[Data entries for graphics]
--- Begin ---
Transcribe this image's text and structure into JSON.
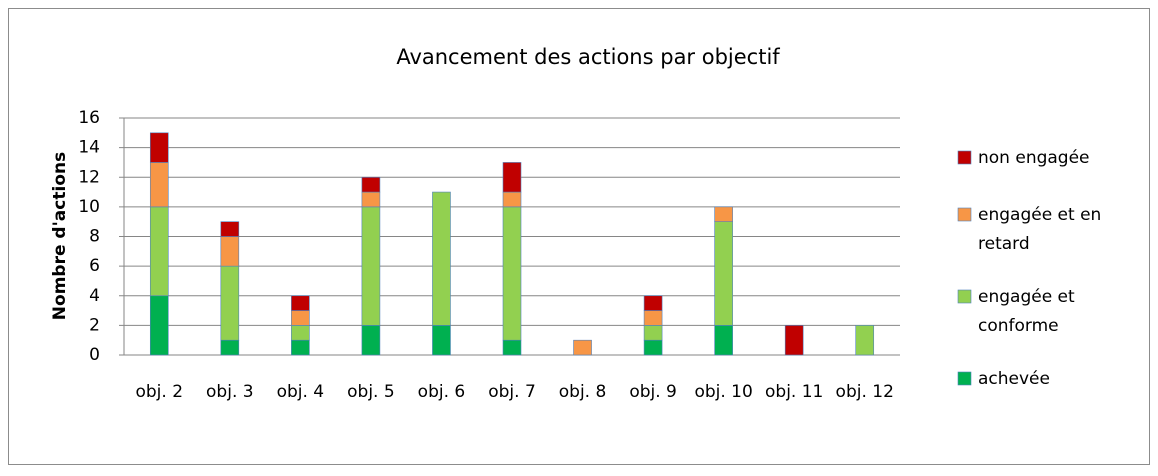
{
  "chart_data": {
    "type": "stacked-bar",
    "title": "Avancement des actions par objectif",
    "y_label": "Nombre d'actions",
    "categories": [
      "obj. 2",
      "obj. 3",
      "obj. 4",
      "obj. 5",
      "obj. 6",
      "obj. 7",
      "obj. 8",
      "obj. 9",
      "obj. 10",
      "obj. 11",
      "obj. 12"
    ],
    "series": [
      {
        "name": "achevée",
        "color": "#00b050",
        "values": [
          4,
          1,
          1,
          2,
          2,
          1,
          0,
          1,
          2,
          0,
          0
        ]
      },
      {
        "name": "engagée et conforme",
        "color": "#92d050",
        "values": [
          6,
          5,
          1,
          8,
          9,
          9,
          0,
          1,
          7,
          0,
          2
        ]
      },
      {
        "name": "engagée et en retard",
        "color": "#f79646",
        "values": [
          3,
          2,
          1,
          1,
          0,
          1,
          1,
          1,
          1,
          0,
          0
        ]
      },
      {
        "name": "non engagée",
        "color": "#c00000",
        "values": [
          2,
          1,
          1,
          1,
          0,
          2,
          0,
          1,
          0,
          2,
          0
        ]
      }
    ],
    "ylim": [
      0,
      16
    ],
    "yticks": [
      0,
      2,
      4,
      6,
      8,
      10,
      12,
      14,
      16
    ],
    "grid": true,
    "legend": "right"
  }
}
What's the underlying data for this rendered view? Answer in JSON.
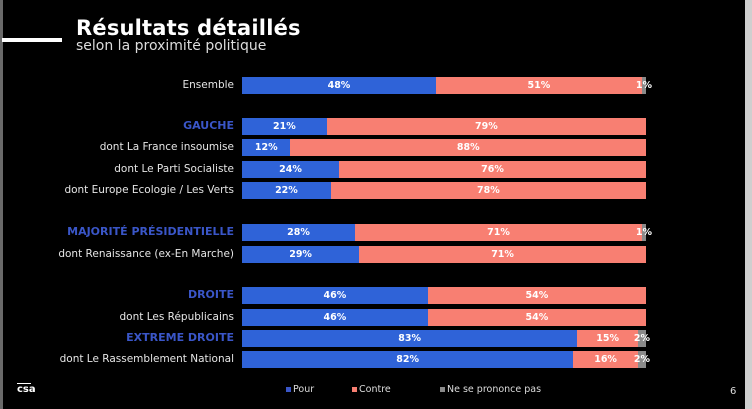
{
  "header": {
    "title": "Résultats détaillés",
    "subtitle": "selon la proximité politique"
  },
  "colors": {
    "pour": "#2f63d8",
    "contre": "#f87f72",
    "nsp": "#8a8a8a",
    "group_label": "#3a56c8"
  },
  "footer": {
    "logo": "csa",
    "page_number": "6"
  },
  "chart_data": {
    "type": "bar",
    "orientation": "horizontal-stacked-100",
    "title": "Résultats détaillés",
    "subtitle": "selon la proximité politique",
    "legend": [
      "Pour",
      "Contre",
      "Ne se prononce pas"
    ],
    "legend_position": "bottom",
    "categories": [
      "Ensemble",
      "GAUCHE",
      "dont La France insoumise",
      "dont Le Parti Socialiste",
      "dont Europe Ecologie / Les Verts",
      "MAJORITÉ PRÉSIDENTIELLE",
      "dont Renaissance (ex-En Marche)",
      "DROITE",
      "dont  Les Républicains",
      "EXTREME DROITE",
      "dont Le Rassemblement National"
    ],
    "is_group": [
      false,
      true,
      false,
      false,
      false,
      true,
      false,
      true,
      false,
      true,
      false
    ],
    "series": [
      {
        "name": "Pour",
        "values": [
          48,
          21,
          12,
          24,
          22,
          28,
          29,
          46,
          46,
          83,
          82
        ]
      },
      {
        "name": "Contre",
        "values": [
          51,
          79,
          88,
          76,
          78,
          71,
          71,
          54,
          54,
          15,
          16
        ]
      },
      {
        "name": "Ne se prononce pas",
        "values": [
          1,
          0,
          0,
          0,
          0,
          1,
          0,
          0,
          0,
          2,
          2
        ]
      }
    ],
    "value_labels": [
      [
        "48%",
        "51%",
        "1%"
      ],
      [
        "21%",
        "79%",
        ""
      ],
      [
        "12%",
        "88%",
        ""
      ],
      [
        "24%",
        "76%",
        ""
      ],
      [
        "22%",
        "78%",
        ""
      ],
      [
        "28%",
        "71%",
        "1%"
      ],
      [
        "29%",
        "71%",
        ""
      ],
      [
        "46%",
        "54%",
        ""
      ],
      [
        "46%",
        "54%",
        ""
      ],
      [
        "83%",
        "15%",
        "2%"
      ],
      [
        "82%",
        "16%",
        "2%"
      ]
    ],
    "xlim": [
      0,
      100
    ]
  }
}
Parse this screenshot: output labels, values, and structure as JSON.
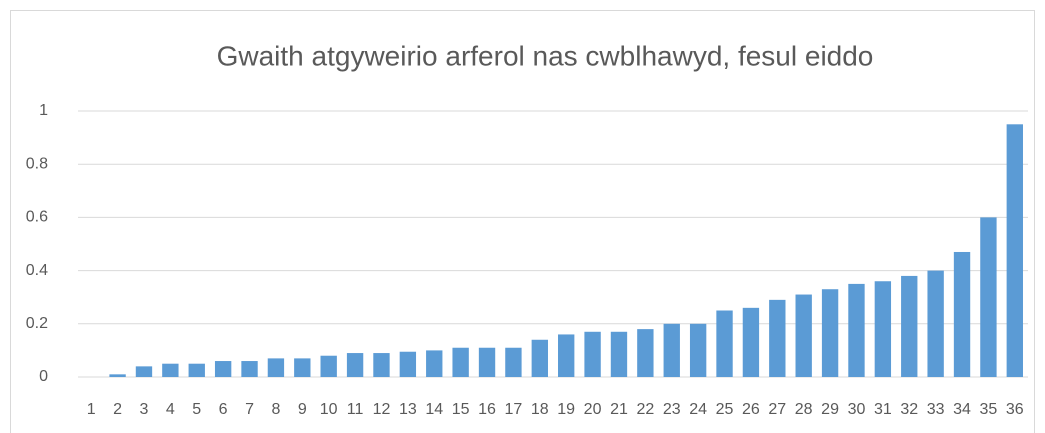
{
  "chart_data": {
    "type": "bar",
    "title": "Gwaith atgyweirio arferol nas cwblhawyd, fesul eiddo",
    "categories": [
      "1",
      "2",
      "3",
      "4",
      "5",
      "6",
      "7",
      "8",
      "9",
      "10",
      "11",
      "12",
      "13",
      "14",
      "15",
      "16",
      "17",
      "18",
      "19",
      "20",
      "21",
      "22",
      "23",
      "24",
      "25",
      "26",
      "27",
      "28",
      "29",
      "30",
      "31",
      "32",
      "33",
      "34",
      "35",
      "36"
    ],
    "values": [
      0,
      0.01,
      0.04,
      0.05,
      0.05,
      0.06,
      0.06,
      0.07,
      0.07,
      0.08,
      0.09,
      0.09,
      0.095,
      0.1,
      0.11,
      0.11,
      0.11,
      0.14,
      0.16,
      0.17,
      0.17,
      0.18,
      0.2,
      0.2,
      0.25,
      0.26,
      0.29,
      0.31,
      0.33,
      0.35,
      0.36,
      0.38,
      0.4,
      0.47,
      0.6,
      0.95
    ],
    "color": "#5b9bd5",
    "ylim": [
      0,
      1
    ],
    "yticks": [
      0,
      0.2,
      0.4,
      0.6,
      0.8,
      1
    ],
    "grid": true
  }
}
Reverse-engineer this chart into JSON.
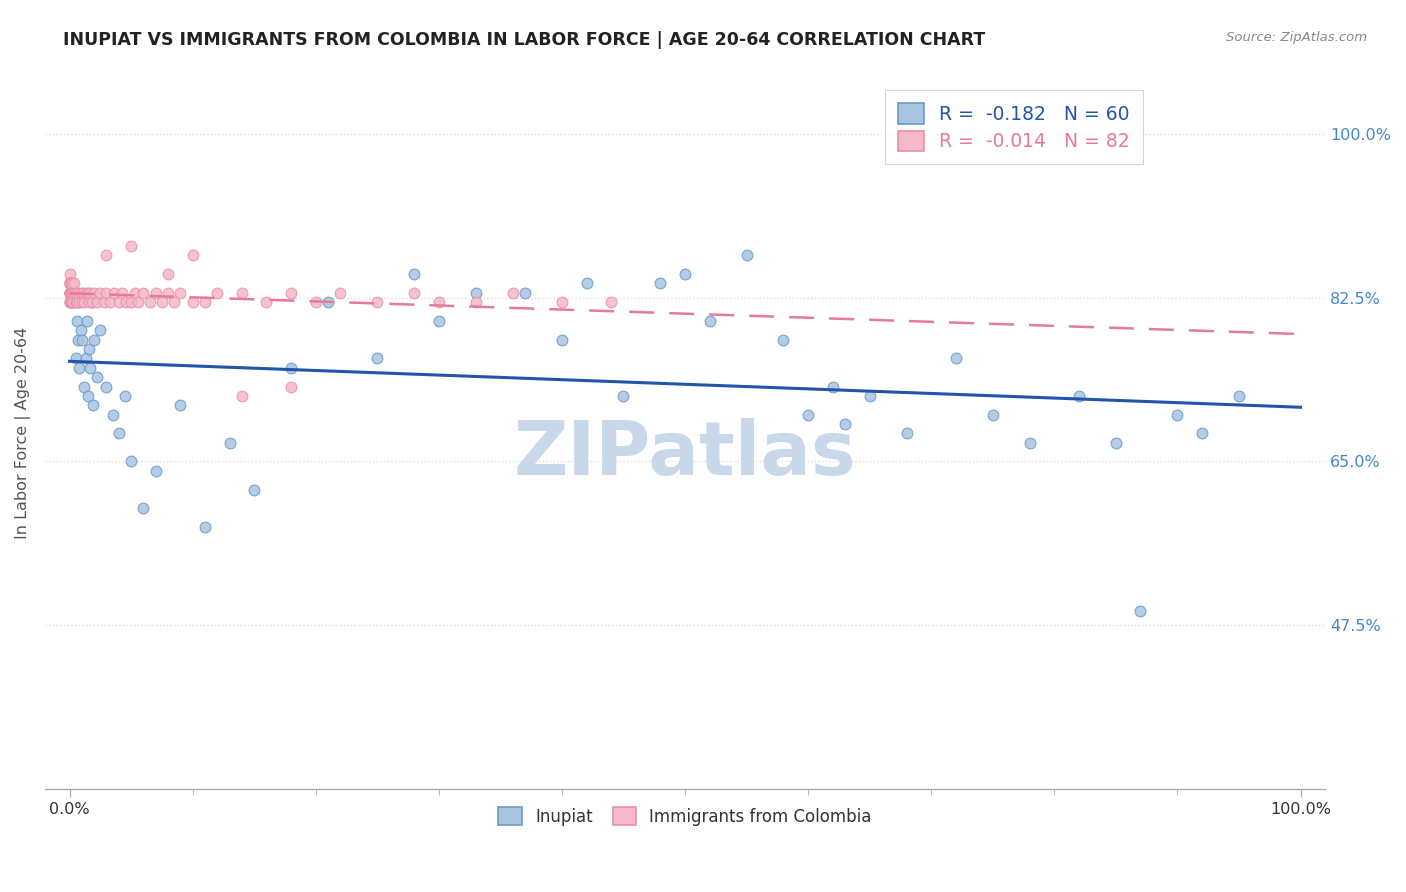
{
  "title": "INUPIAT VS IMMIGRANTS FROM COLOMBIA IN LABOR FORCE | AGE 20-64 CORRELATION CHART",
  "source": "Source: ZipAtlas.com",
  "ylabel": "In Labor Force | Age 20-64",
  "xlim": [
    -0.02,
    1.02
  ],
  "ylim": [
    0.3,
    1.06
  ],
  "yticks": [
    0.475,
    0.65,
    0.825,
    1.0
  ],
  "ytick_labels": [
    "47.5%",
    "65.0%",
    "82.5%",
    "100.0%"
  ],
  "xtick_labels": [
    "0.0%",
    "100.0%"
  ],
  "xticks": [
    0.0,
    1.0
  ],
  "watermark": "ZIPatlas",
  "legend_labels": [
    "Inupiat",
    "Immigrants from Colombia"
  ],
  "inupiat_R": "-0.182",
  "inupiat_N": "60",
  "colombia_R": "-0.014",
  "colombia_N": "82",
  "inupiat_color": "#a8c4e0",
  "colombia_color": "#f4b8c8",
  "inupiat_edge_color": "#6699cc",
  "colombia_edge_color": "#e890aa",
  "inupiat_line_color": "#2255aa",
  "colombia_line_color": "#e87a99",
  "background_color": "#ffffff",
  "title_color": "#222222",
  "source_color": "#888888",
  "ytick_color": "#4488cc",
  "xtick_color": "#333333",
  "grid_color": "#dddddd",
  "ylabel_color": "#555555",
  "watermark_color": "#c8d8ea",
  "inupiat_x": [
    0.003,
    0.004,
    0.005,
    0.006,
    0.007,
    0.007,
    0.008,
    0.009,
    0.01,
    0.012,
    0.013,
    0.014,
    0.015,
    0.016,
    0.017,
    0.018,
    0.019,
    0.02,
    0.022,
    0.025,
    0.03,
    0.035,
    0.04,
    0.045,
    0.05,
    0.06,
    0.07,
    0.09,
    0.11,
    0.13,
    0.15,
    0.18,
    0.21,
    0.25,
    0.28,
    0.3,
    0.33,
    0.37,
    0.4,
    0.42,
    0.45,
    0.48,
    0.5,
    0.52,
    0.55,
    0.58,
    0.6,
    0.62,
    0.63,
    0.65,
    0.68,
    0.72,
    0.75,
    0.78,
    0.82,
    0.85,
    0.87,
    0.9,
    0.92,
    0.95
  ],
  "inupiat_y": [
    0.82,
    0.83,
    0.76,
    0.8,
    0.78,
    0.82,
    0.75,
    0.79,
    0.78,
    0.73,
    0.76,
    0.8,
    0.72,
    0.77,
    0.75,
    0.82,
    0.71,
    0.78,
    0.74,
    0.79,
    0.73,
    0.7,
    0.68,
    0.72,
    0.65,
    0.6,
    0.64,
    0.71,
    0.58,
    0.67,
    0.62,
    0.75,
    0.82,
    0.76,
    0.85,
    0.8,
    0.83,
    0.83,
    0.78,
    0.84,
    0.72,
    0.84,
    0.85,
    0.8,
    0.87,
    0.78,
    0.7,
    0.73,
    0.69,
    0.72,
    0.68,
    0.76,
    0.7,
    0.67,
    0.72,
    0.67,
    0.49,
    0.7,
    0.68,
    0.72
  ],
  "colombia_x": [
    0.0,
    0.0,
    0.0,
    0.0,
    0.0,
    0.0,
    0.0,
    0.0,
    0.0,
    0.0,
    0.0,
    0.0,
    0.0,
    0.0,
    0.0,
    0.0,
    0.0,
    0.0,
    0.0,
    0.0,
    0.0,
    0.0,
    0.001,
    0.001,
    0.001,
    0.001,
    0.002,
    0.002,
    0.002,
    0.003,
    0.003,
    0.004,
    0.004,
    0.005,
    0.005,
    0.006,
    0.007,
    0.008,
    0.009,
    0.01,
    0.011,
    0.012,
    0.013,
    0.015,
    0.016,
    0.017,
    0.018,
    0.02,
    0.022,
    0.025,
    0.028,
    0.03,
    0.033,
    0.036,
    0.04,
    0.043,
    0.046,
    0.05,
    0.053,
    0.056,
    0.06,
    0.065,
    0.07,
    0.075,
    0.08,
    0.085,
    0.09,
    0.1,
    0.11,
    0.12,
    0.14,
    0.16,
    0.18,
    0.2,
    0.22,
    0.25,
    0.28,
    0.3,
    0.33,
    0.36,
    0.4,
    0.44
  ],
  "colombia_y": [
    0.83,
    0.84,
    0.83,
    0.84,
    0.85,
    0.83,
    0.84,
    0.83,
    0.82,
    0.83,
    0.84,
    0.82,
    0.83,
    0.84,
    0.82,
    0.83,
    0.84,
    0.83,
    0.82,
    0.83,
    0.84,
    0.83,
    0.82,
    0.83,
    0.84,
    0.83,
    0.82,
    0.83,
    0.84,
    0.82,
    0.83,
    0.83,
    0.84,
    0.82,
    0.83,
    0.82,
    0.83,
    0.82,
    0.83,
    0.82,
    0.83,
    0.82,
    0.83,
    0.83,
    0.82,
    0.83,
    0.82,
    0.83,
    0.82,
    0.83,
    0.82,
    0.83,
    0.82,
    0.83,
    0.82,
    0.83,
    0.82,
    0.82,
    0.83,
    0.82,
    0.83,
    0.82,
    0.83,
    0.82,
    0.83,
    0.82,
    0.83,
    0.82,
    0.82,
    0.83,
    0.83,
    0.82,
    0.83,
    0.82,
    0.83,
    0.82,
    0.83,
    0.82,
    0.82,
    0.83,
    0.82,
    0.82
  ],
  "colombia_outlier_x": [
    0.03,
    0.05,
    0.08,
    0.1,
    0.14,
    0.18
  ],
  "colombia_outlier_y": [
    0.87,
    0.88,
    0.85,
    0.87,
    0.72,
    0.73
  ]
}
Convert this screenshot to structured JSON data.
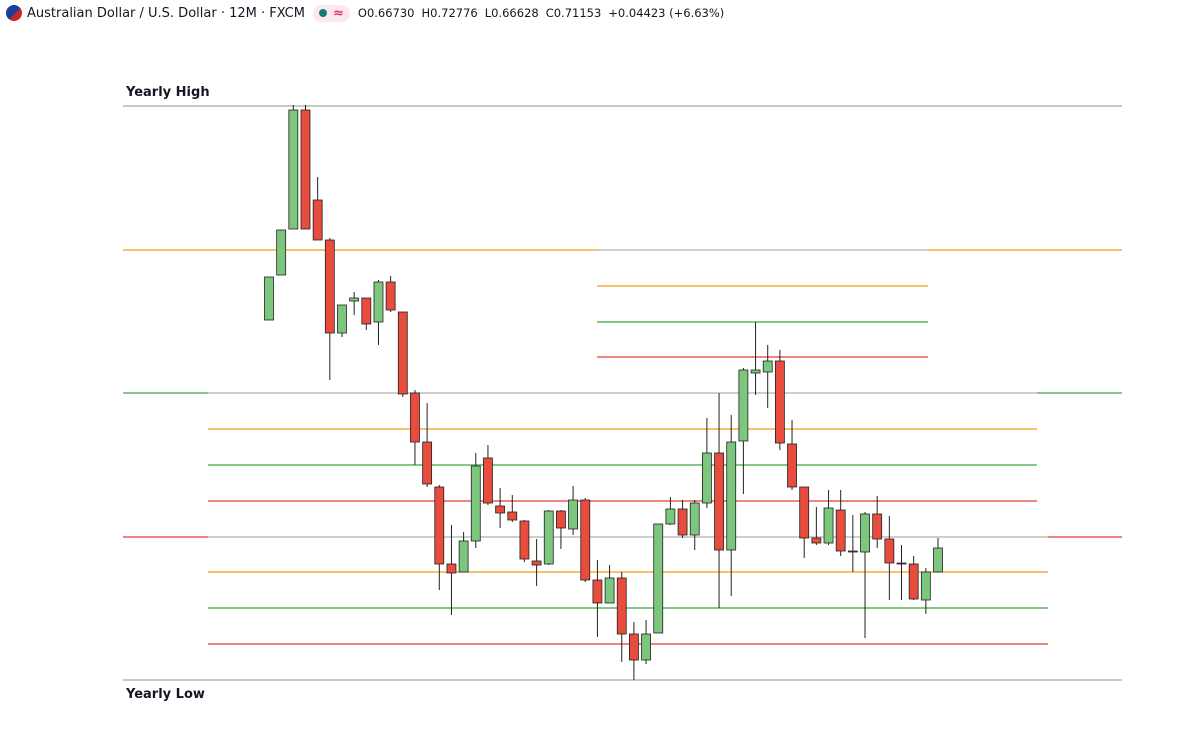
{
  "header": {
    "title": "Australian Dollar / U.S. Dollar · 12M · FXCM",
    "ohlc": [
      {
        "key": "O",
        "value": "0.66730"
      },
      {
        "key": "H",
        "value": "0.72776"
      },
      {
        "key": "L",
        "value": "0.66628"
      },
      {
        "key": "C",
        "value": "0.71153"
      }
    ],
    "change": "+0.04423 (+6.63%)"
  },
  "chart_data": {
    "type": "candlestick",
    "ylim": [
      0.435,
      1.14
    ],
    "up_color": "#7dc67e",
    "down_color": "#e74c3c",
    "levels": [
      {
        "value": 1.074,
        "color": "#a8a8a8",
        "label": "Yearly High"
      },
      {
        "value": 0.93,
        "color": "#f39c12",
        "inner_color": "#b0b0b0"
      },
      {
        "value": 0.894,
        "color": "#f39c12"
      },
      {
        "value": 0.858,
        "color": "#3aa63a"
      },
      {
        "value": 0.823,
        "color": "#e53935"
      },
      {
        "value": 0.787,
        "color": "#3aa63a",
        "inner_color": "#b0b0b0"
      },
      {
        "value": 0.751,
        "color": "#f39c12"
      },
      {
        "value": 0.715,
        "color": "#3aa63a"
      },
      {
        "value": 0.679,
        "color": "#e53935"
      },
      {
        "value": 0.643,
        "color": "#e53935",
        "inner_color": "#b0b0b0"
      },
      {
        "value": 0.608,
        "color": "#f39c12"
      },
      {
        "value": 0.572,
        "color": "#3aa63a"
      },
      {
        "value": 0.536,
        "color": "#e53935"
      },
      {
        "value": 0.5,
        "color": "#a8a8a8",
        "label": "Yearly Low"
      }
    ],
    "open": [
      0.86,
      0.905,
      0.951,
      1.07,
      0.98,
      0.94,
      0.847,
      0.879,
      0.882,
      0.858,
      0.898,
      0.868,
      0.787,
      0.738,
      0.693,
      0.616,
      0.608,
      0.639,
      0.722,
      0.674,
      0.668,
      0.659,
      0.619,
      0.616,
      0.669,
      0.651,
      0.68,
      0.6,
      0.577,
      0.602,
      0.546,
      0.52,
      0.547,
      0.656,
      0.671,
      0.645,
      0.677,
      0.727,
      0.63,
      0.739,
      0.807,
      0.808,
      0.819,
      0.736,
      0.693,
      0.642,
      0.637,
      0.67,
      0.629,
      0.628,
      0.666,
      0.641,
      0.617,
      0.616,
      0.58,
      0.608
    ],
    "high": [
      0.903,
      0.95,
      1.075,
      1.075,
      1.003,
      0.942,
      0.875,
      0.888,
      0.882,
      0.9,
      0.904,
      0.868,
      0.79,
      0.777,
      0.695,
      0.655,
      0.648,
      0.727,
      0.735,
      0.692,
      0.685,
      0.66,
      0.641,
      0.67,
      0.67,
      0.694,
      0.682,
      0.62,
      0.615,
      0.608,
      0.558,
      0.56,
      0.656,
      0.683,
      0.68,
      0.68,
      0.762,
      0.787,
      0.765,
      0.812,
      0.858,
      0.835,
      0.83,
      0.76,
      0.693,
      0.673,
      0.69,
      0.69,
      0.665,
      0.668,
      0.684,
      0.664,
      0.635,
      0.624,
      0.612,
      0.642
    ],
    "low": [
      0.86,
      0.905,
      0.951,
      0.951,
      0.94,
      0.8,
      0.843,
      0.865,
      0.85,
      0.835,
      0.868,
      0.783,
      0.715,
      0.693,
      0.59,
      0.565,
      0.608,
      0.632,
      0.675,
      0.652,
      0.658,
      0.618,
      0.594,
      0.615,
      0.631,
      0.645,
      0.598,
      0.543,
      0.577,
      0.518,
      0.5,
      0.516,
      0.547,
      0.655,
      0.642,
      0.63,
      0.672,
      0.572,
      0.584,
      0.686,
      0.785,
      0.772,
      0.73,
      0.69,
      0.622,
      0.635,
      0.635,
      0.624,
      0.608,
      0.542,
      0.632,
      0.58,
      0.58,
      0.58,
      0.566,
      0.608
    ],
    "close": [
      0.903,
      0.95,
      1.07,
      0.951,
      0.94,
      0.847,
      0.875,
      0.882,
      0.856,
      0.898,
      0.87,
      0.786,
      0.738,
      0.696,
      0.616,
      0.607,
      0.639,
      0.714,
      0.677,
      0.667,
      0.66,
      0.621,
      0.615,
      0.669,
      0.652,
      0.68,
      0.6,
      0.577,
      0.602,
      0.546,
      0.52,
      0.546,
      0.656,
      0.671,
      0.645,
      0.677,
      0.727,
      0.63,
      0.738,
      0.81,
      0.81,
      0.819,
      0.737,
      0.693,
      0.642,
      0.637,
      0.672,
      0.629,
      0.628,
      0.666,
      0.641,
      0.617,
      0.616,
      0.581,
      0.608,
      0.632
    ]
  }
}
--- End ---
→ REQUIRED WORK: From the material above, count the lines that include "politique" and give only the total.

→ OUTPUT OF THE EXERCISE: 2